Aim of the exercise: Below are the records. Gather each line that holds "외환은행".

Stored data:
###

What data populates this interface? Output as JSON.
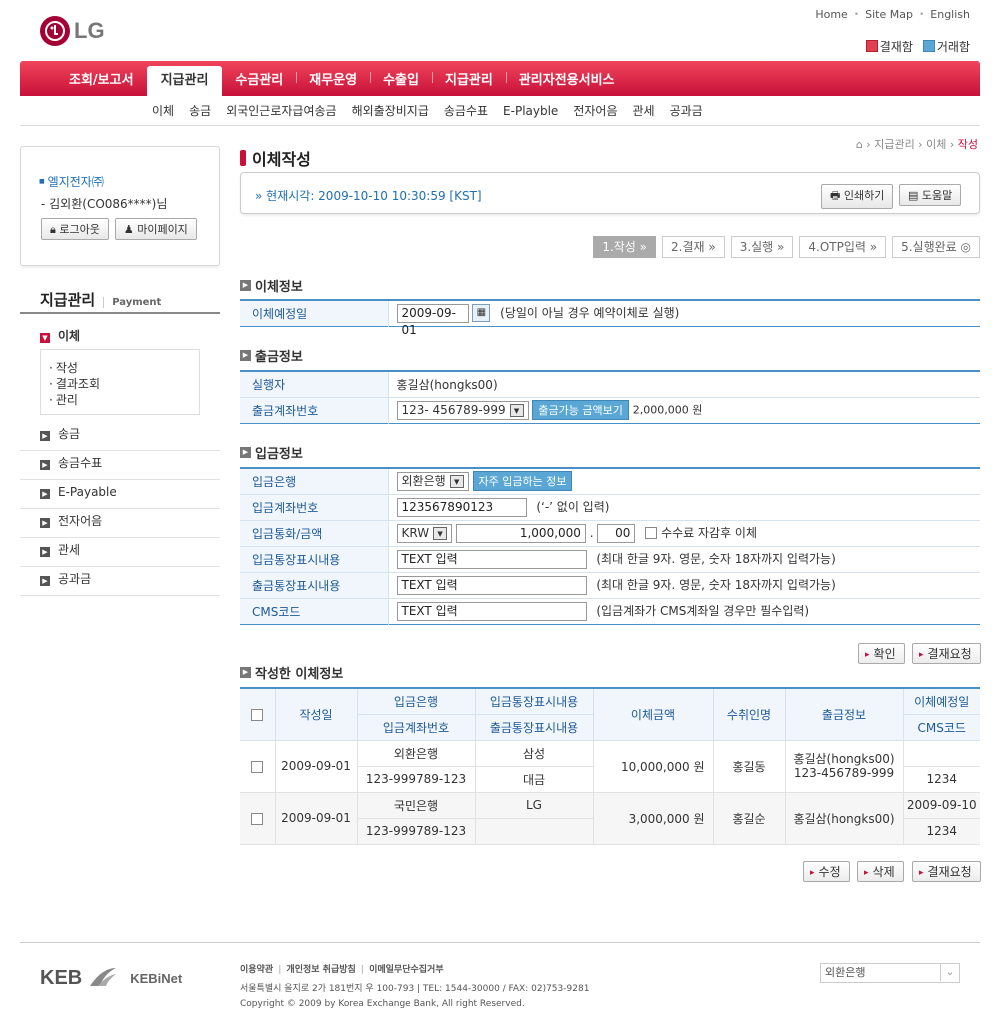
{
  "header": {
    "logo_text": "LG",
    "util_links": [
      "Home",
      "Site Map",
      "English"
    ],
    "quick": [
      "결재함",
      "거래함"
    ]
  },
  "gnb": [
    "조회/보고서",
    "지급관리",
    "수금관리",
    "재무운영",
    "수출입",
    "지급관리",
    "관리자전용서비스"
  ],
  "lnb": [
    "이체",
    "송금",
    "외국인근로자급여송금",
    "해외출장비지급",
    "송금수표",
    "E-Playble",
    "전자어음",
    "관세",
    "공과금"
  ],
  "user": {
    "company": "엘지전자㈜",
    "name": "- 김외환(CO086****)님",
    "logout": "로그아웃",
    "mypage": "마이페이지"
  },
  "left": {
    "title": "지급관리",
    "subtitle": "Payment",
    "active": "이체",
    "sub": [
      "작성",
      "결과조회",
      "관리"
    ],
    "menu": [
      "송금",
      "송금수표",
      "E-Payable",
      "전자어음",
      "관세",
      "공과금"
    ]
  },
  "page": {
    "title": "이체작성",
    "breadcrumb": [
      "지급관리",
      "이체",
      "작성"
    ],
    "time_label": "현재시각: 2009-10-10 10:30:59 [KST]",
    "print": "인쇄하기",
    "help": "도움말",
    "steps": [
      "1.작성",
      "2.결재",
      "3.실행",
      "4.OTP입력",
      "5.실행완료"
    ]
  },
  "transfer_info": {
    "section": "이체정보",
    "date_label": "이체예정일",
    "date_value": "2009-09-01",
    "date_note": "(당일이 아닐 경우 예약이체로 실행)"
  },
  "withdraw_info": {
    "section": "출금정보",
    "executor_label": "실행자",
    "executor_value": "홍길삼(hongks00)",
    "account_label": "출금계좌번호",
    "account_value": "123- 456789-999",
    "balance_btn": "출금가능 금액보기",
    "balance_value": "2,000,000 원"
  },
  "deposit_info": {
    "section": "입금정보",
    "bank_label": "입금은행",
    "bank_value": "외환은행",
    "frequent_btn": "자주 입금하는 정보",
    "account_label": "입금계좌번호",
    "account_value": "123567890123",
    "account_note": "(‘-’ 없이 입력)",
    "currency_label": "입금통화/금액",
    "currency_value": "KRW",
    "amount_value": "1,000,000",
    "amount_decimal": "00",
    "fee_label": "수수료 자감후 이체",
    "in_memo_label": "입금통장표시내용",
    "in_memo_value": "TEXT 입력",
    "in_memo_note": "(최대 한글 9자. 영문, 숫자 18자까지 입력가능)",
    "out_memo_label": "출금통장표시내용",
    "out_memo_value": "TEXT 입력",
    "out_memo_note": "(최대 한글 9자. 영문, 숫자 18자까지 입력가능)",
    "cms_label": "CMS코드",
    "cms_value": "TEXT 입력",
    "cms_note": "(입금계좌가 CMS계좌일 경우만 필수입력)"
  },
  "buttons": {
    "confirm": "확인",
    "approve_request": "결재요청",
    "edit": "수정",
    "delete": "삭제",
    "approve_request2": "결재요청"
  },
  "list": {
    "section": "작성한 이체정보",
    "headers": {
      "date": "작성일",
      "bank": "입금은행",
      "account": "입금계좌번호",
      "in_memo": "입금통장표시내용",
      "in_memo2": "출금통장표시내용",
      "amount": "이체금액",
      "receiver": "수취인명",
      "withdraw": "출금정보",
      "sched": "이체예정일",
      "cms": "CMS코드"
    },
    "rows": [
      {
        "date": "2009-09-01",
        "bank": "외환은행",
        "account": "123-999789-123",
        "memo1": "삼성",
        "memo2": "대금",
        "amount": "10,000,000 원",
        "receiver": "홍길동",
        "withdraw1": "홍길삼(hongks00)",
        "withdraw2": "123-456789-999",
        "sched": "",
        "cms": "1234"
      },
      {
        "date": "2009-09-01",
        "bank": "국민은행",
        "account": "123-999789-123",
        "memo1": "LG",
        "memo2": "",
        "amount": "3,000,000 원",
        "receiver": "홍길순",
        "withdraw1": "홍길삼(hongks00)",
        "withdraw2": "",
        "sched": "2009-09-10",
        "cms": "1234"
      }
    ]
  },
  "footer": {
    "brand": "KEB",
    "brand2": "KEBiNet",
    "links": [
      "이용약관",
      "개인정보 취급방침",
      "이메일무단수집거부"
    ],
    "address": "서울특별시 을지로 2가 181번지 우 100-793  |  TEL: 1544-30000  /  FAX: 02)753-9281",
    "copyright": "Copyright © 2009 by Korea Exchange Bank, All right Reserved.",
    "family_select": "외환은행"
  },
  "colors": {
    "brand": "#c8103a",
    "accent": "#4a90c8"
  }
}
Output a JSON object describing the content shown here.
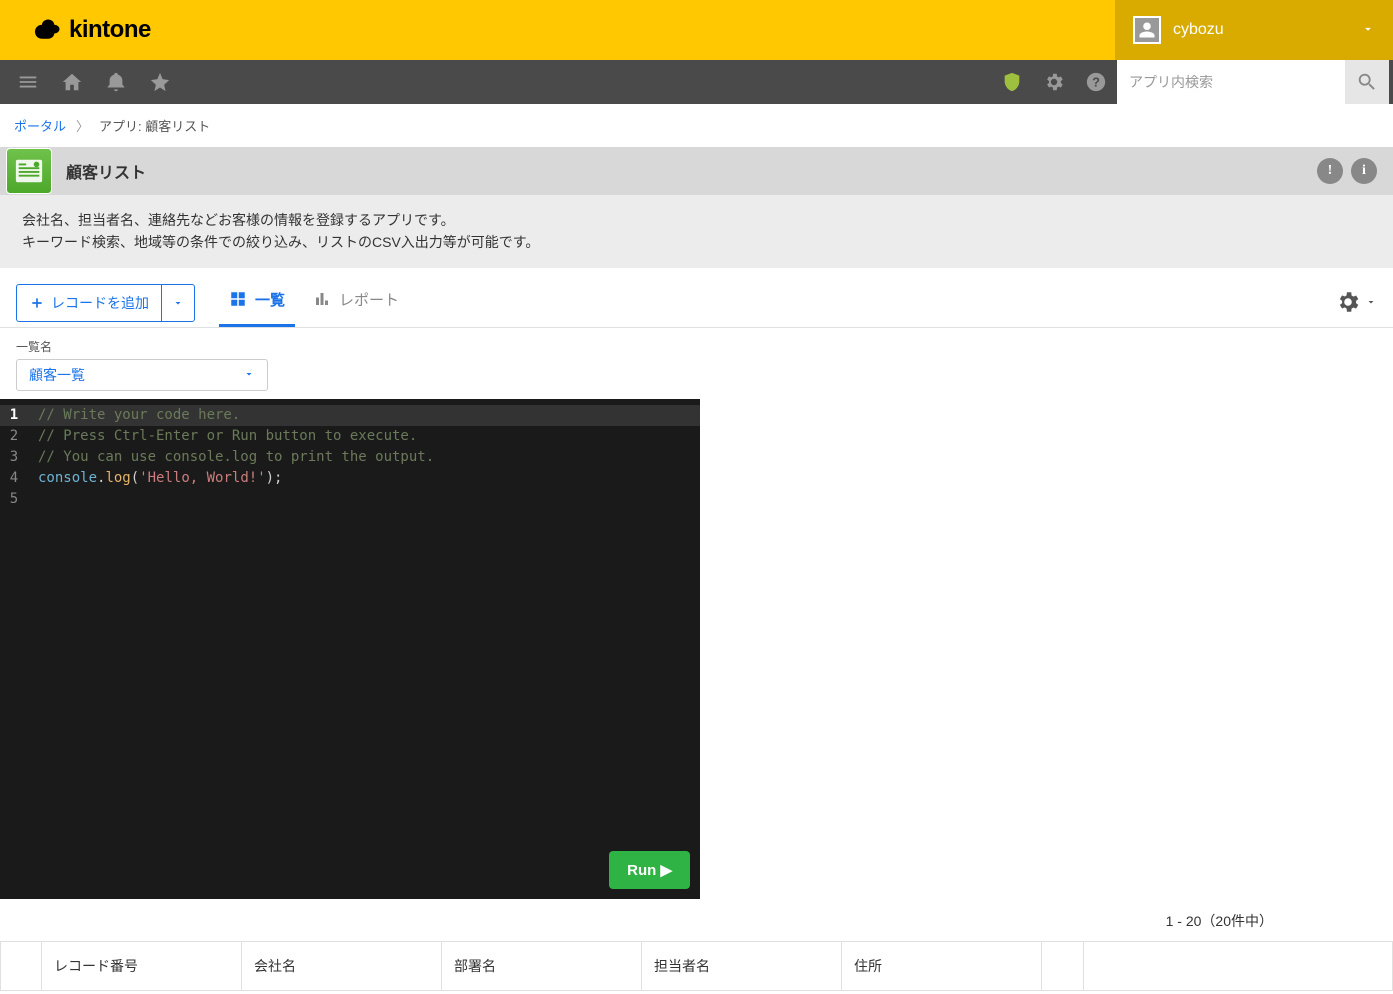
{
  "brand": "kintone",
  "user": {
    "name": "cybozu"
  },
  "search": {
    "placeholder": "アプリ内検索"
  },
  "breadcrumb": {
    "portal": "ポータル",
    "current": "アプリ: 顧客リスト"
  },
  "app": {
    "title": "顧客リスト",
    "desc_line1": "会社名、担当者名、連絡先などお客様の情報を登録するアプリです。",
    "desc_line2": "キーワード検索、地域等の条件での絞り込み、リストのCSV入出力等が可能です。"
  },
  "actions": {
    "add_record": "レコードを追加"
  },
  "tabs": {
    "list": "一覧",
    "report": "レポート"
  },
  "view": {
    "label": "一覧名",
    "selected": "顧客一覧"
  },
  "editor": {
    "lines": [
      "// Write your code here.",
      "// Press Ctrl-Enter or Run button to execute.",
      "// You can use console.log to print the output."
    ],
    "code4_obj": "console",
    "code4_fn": "log",
    "code4_str": "'Hello, World!'",
    "run_label": "Run ▶"
  },
  "pager": {
    "text": "1 - 20（20件中）"
  },
  "table": {
    "headers": [
      "レコード番号",
      "会社名",
      "部署名",
      "担当者名",
      "住所"
    ]
  }
}
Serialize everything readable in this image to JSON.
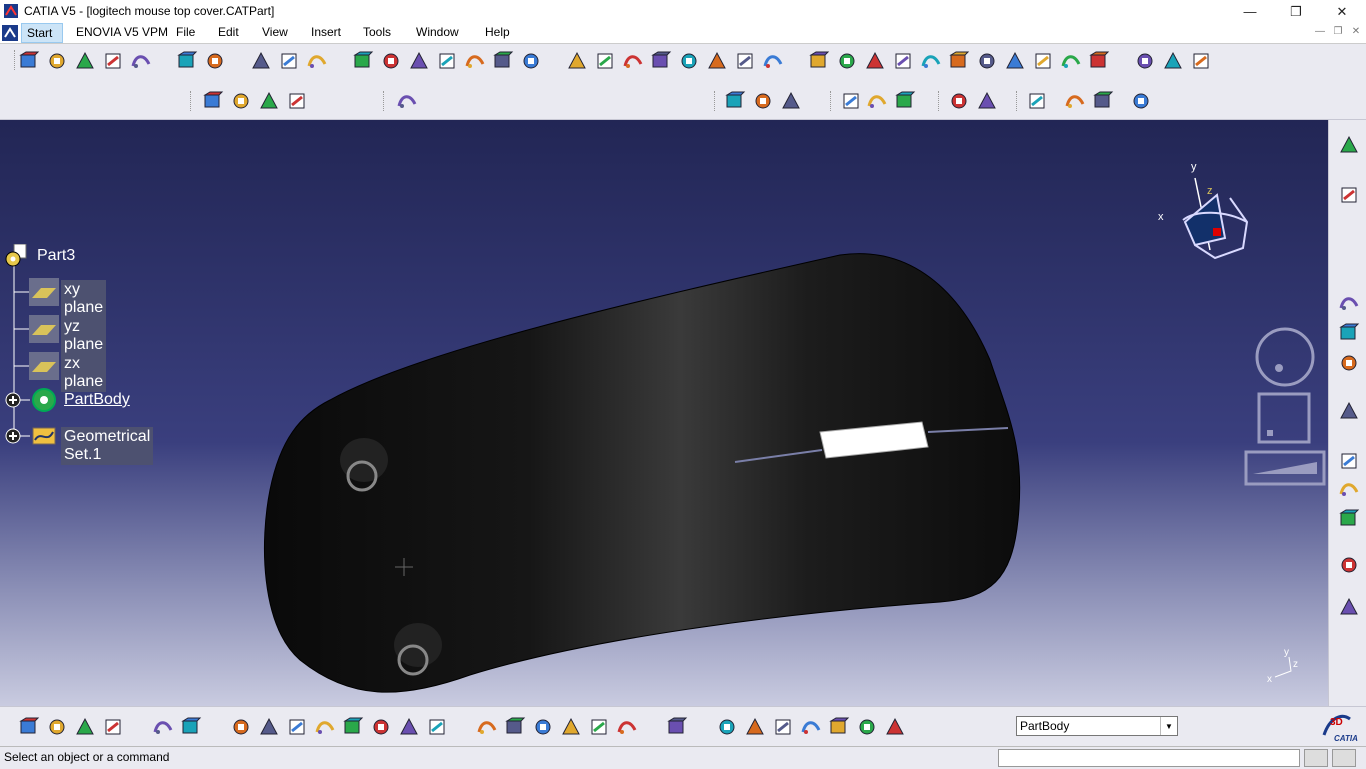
{
  "window": {
    "title": "CATIA V5 - [logitech mouse top cover.CATPart]",
    "controls": {
      "minimize": "—",
      "maximize": "❐",
      "close": "✕"
    }
  },
  "menu": {
    "items": [
      "Start",
      "ENOVIA V5 VPM",
      "File",
      "Edit",
      "View",
      "Insert",
      "Tools",
      "Window",
      "Help"
    ]
  },
  "tree": {
    "root": "Part3",
    "nodes": [
      "xy plane",
      "yz plane",
      "zx plane",
      "PartBody",
      "Geometrical Set.1"
    ]
  },
  "compass": {
    "x_label": "x",
    "y_label": "y",
    "z_label": "z"
  },
  "axis_triad": {
    "x_label": "x",
    "y_label": "y",
    "z_label": "z"
  },
  "bottom": {
    "current_body": "PartBody"
  },
  "status": {
    "message": "Select an object or a command"
  },
  "colors": {
    "viewport_top": "#222655",
    "viewport_bottom": "#c9cbe0",
    "part": "#111111",
    "toolbar": "#eaeaf1"
  },
  "icons": {
    "top_row": [
      "point-icon",
      "spline-icon",
      "curve-icon",
      "sketch-icon",
      "measure-icon",
      "measure2-icon",
      "pad-icon",
      "grid-icon",
      "constraint-icon",
      "box-icon",
      "extrude-icon",
      "yellow-box-icon",
      "slot-icon",
      "rib-icon",
      "target-icon",
      "hole-icon",
      "sweep-icon",
      "frame-icon",
      "tube-icon",
      "shell-icon",
      "surface-icon",
      "face-icon",
      "draft-icon",
      "offset-icon",
      "join-icon",
      "fit-icon",
      "pan-icon",
      "rotate-icon",
      "zoom-in-icon",
      "zoom-out-icon",
      "normal-view-icon",
      "iso-view-icon",
      "cube-view-icon",
      "render-icon",
      "hide-icon",
      "swap-icon",
      "std-view-icon",
      "mod-icon",
      "mod2-icon"
    ],
    "bottom_row": [
      "part-design-icon",
      "wireframe-icon",
      "workbench-icon",
      "color-icon",
      "new-icon",
      "open-icon",
      "save-icon",
      "print-icon",
      "cut-icon",
      "copy-icon",
      "paste-icon",
      "undo-icon",
      "redo-icon",
      "help-icon",
      "formula-icon",
      "comment-icon",
      "link-icon",
      "table-icon",
      "tree-icon",
      "catalog-icon",
      "update-icon",
      "fly-icon",
      "hand-icon",
      "axis-icon",
      "scale-icon",
      "snap-icon",
      "filter-icon",
      "layer-icon"
    ]
  }
}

###

Final result:
    "bank_value": "외환은행",
        "bank": "외환은행",
    "family_select": "외환은행"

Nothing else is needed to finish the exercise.